§ **Objective**: Reproduce each record below exactly as written.

§ **Input rows**:

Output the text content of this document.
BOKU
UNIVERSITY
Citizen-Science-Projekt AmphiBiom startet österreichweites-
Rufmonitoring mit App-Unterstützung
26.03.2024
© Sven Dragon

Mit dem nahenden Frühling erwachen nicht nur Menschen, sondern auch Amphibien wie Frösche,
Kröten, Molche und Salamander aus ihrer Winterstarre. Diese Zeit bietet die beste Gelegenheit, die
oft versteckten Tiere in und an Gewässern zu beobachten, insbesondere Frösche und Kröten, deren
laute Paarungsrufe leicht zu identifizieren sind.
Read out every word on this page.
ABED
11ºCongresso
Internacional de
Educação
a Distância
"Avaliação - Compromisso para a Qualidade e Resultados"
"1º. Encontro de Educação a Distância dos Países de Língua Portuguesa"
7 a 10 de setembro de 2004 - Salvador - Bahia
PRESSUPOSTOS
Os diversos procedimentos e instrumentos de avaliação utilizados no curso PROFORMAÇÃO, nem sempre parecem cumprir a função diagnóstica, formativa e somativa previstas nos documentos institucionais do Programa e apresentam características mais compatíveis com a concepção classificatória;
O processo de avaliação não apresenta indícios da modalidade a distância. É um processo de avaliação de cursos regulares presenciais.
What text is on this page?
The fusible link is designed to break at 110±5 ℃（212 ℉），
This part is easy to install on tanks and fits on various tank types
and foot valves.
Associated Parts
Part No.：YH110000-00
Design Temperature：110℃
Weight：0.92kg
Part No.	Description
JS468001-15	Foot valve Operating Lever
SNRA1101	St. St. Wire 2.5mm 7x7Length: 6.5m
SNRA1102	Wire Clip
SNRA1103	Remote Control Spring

§ **Task output**:
Output the text content of this document.
BOKU
UNIVERSITY
Citizen-Science-Projekt AmphiBiom startet österreichweites-
Rufmonitoring mit App-Unterstützung
26.03.2024
© Sven Dragon

Mit dem nahenden Frühling erwachen nicht nur Menschen, sondern auch Amphibien wie Frösche,
Kröten, Molche und Salamander aus ihrer Winterstarre. Diese Zeit bietet die beste Gelegenheit, die
oft versteckten Tiere in und an Gewässern zu beobachten, insbesondere Frösche und Kröten, deren
laute Paarungsrufe leicht zu identifizieren sind.
Read out every word on this page.
ABED
11ºCongresso
Internacional de
Educação
a Distância
"Avaliação - Compromisso para a Qualidade e Resultados"
"1º. Encontro de Educação a Distância dos Países de Língua Portuguesa"
7 a 10 de setembro de 2004 - Salvador - Bahia
PRESSUPOSTOS
Os diversos procedimentos e instrumentos de avaliação utilizados no curso PROFORMAÇÃO, nem sempre parecem cumprir a função diagnóstica, formativa e somativa previstas nos documentos institucionais do Programa e apresentam características mais compatíveis com a concepção classificatória;
O processo de avaliação não apresenta indícios da modalidade a distância. É um processo de avaliação de cursos regulares presenciais.
What text is on this page?
The fusible link is designed to break at 110±5 ℃（212 ℉），
This part is easy to install on tanks and fits on various tank types
and foot valves.
Associated Parts
Part No.：YH110000-00
Design Temperature：110℃
Weight：0.92kg
Part No.	Description
JS468001-15	Foot valve Operating Lever
SNRA1101	St. St. Wire 2.5mm 7x7Length: 6.5m
SNRA1102	Wire Clip
SNRA1103	Remote Control Spring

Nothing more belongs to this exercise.